YOUR INSTRUCTIONS = Repeat the data below exactly, dropping any pictures it holds.

Dataset entries:

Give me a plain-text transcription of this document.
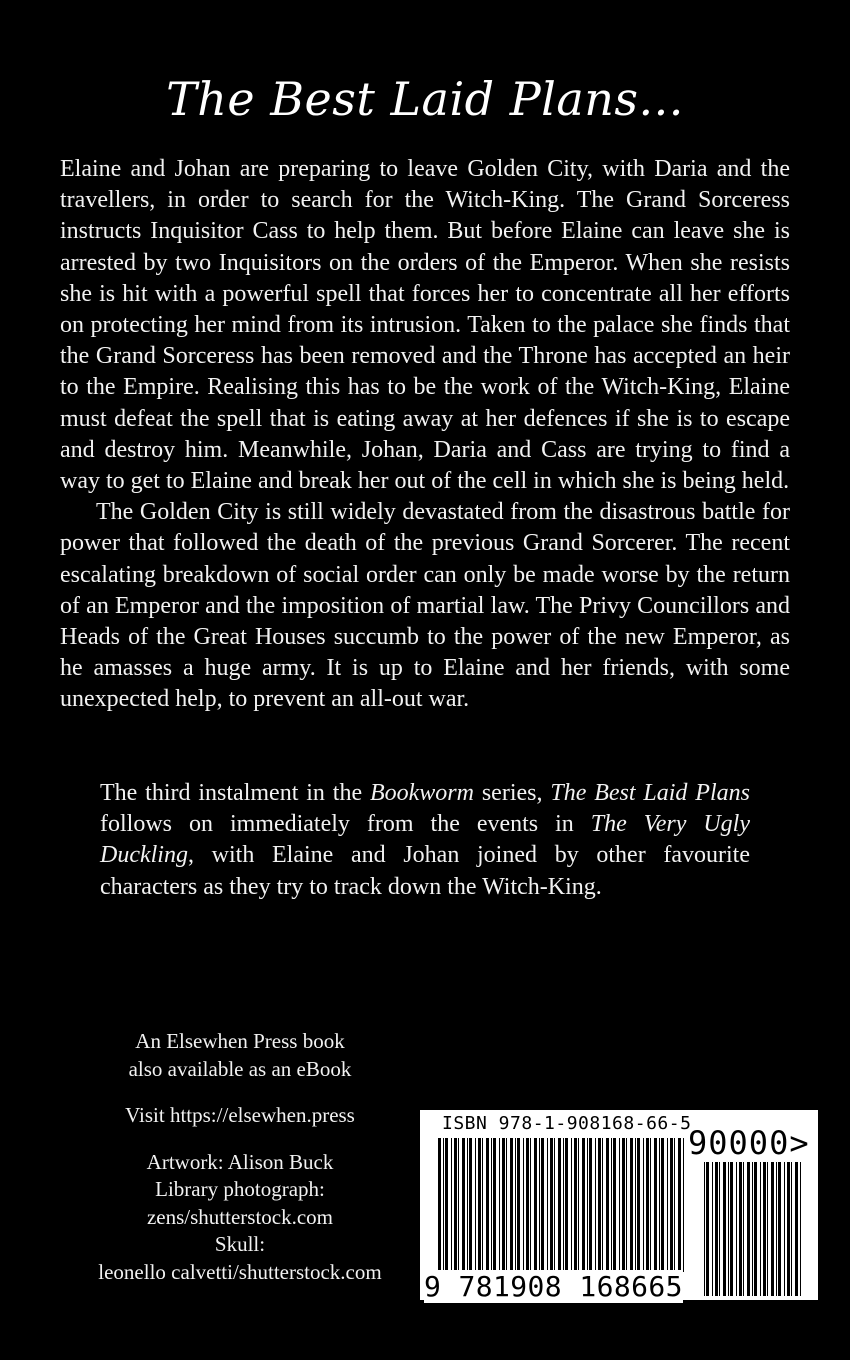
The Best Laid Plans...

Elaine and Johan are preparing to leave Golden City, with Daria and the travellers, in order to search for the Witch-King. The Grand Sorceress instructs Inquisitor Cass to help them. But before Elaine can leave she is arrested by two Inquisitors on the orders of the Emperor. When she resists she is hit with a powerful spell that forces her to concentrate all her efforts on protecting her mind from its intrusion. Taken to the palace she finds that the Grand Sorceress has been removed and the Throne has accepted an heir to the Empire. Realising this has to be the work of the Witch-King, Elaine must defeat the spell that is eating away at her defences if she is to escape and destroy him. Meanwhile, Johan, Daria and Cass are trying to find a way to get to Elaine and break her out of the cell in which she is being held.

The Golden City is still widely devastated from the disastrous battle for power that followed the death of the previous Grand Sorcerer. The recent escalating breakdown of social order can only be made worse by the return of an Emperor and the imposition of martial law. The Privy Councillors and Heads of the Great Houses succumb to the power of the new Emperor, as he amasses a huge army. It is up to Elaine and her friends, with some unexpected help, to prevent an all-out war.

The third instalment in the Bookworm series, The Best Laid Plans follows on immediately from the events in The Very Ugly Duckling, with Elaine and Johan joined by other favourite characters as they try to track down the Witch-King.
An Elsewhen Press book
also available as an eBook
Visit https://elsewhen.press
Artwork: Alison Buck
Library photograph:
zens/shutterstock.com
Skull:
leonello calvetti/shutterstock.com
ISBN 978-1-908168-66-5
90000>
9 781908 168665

THE COMPLETED TASK =
Give me a plain-text transcription of this document.
The Best Laid Plans...

Elaine and Johan are preparing to leave Golden City, with Daria and the travellers, in order to search for the Witch-King. The Grand Sorceress instructs Inquisitor Cass to help them. But before Elaine can leave she is arrested by two Inquisitors on the orders of the Emperor. When she resists she is hit with a powerful spell that forces her to concentrate all her efforts on protecting her mind from its intrusion. Taken to the palace she finds that the Grand Sorceress has been removed and the Throne has accepted an heir to the Empire. Realising this has to be the work of the Witch-King, Elaine must defeat the spell that is eating away at her defences if she is to escape and destroy him. Meanwhile, Johan, Daria and Cass are trying to find a way to get to Elaine and break her out of the cell in which she is being held.

The Golden City is still widely devastated from the disastrous battle for power that followed the death of the previous Grand Sorcerer. The recent escalating breakdown of social order can only be made worse by the return of an Emperor and the imposition of martial law. The Privy Councillors and Heads of the Great Houses succumb to the power of the new Emperor, as he amasses a huge army. It is up to Elaine and her friends, with some unexpected help, to prevent an all-out war.

The third instalment in the Bookworm series, The Best Laid Plans follows on immediately from the events in The Very Ugly Duckling, with Elaine and Johan joined by other favourite characters as they try to track down the Witch-King.
An Elsewhen Press book
also available as an eBook
Visit https://elsewhen.press
Artwork: Alison Buck
Library photograph:
zens/shutterstock.com
Skull:
leonello calvetti/shutterstock.com
ISBN 978-1-908168-66-5
90000>
9 781908 168665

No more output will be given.